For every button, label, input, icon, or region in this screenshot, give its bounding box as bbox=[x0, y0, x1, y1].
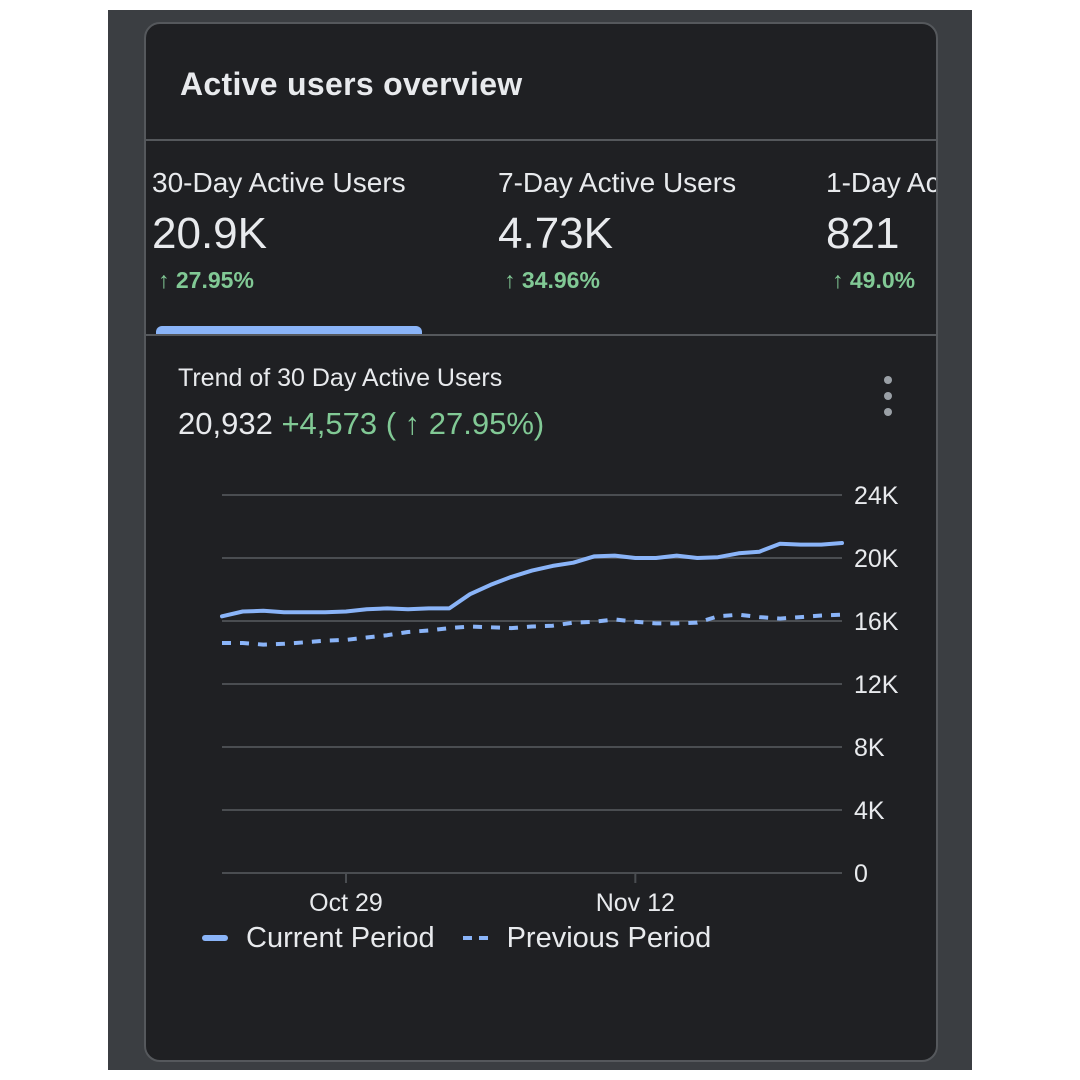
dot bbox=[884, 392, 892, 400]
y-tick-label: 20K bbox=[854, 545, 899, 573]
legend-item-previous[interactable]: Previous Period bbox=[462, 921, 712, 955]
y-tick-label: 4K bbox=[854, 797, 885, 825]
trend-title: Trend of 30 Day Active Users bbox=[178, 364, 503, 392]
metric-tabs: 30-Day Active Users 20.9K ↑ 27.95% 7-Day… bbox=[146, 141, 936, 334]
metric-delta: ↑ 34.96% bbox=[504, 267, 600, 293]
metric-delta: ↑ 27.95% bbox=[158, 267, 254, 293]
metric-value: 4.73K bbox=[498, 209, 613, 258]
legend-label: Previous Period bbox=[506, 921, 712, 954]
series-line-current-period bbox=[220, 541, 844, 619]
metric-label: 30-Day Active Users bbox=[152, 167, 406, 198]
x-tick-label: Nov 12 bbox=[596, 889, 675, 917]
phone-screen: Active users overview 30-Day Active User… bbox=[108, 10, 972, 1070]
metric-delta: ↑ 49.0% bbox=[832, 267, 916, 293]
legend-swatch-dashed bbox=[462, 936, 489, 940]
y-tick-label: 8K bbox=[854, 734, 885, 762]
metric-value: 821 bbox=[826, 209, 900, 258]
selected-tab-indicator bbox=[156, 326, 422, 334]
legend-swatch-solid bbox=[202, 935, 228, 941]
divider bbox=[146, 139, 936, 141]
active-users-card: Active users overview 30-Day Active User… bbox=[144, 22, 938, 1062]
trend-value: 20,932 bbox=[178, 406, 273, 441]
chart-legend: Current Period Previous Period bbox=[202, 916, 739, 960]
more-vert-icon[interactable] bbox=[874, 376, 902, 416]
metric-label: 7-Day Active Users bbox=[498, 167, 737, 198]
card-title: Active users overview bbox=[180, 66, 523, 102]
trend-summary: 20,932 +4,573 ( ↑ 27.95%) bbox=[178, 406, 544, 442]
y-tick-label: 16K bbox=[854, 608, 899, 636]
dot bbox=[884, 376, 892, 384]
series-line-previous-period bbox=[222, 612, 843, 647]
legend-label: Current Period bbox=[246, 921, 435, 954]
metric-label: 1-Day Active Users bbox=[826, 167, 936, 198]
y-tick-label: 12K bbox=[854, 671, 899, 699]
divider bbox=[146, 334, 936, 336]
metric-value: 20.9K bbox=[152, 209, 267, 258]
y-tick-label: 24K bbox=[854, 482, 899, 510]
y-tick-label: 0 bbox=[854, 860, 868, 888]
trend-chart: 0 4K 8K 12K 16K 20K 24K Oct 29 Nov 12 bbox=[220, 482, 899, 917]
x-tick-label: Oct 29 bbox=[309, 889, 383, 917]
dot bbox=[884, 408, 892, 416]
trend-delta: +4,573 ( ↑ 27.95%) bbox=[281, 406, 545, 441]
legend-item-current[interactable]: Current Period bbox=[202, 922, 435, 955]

==============================

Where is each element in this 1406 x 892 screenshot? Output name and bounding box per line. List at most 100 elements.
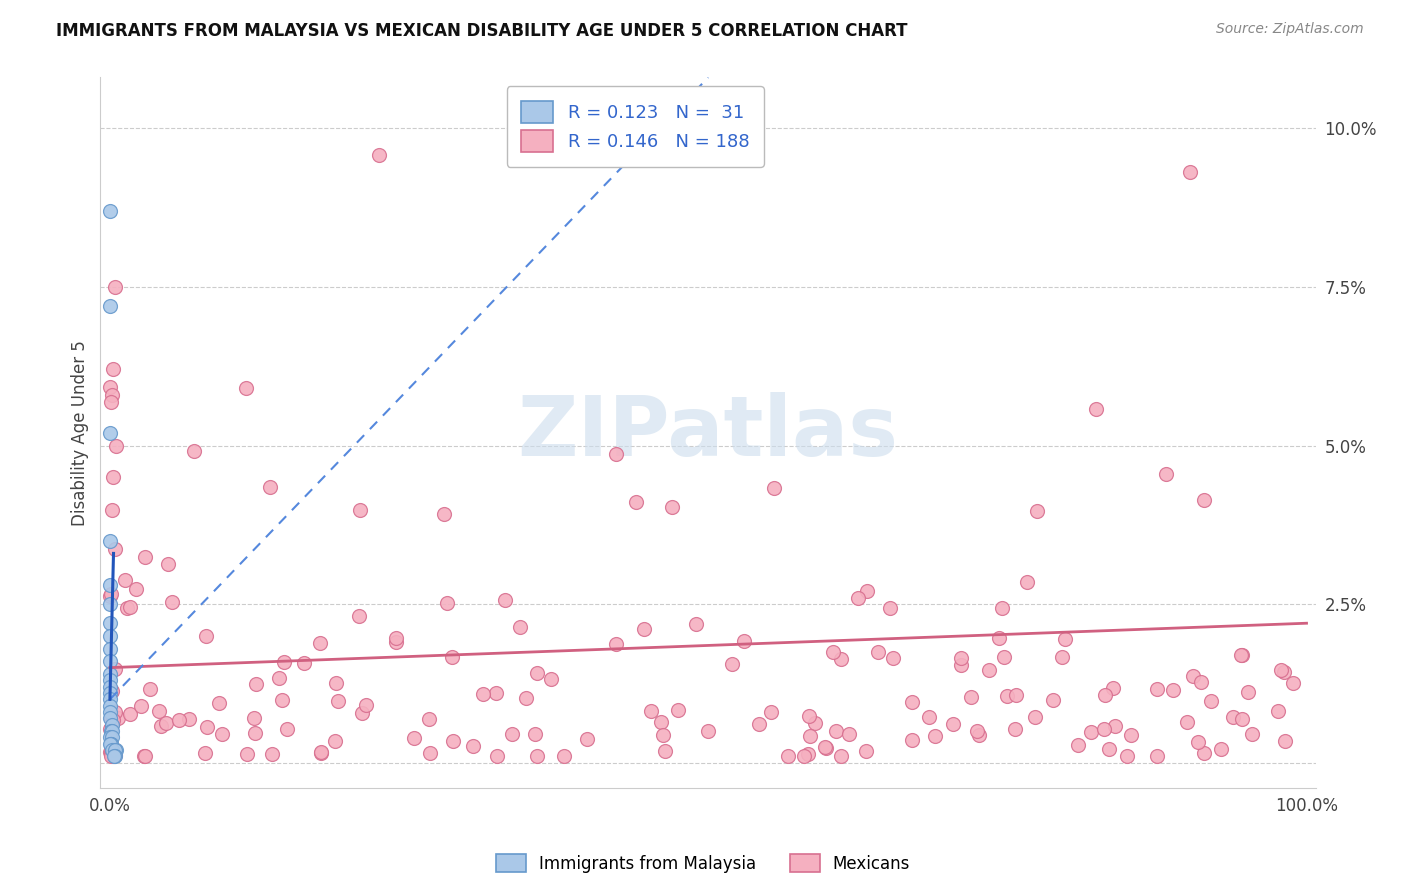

==============================

◆ PROMPT
Please gather every line of the data above that contains the string "title". Case counts.

◆ RESULT
trend-title: Trend of 30 Day Active Users bbox=[178, 364, 503, 392]
card-title: Active users overview bbox=[180, 66, 523, 102]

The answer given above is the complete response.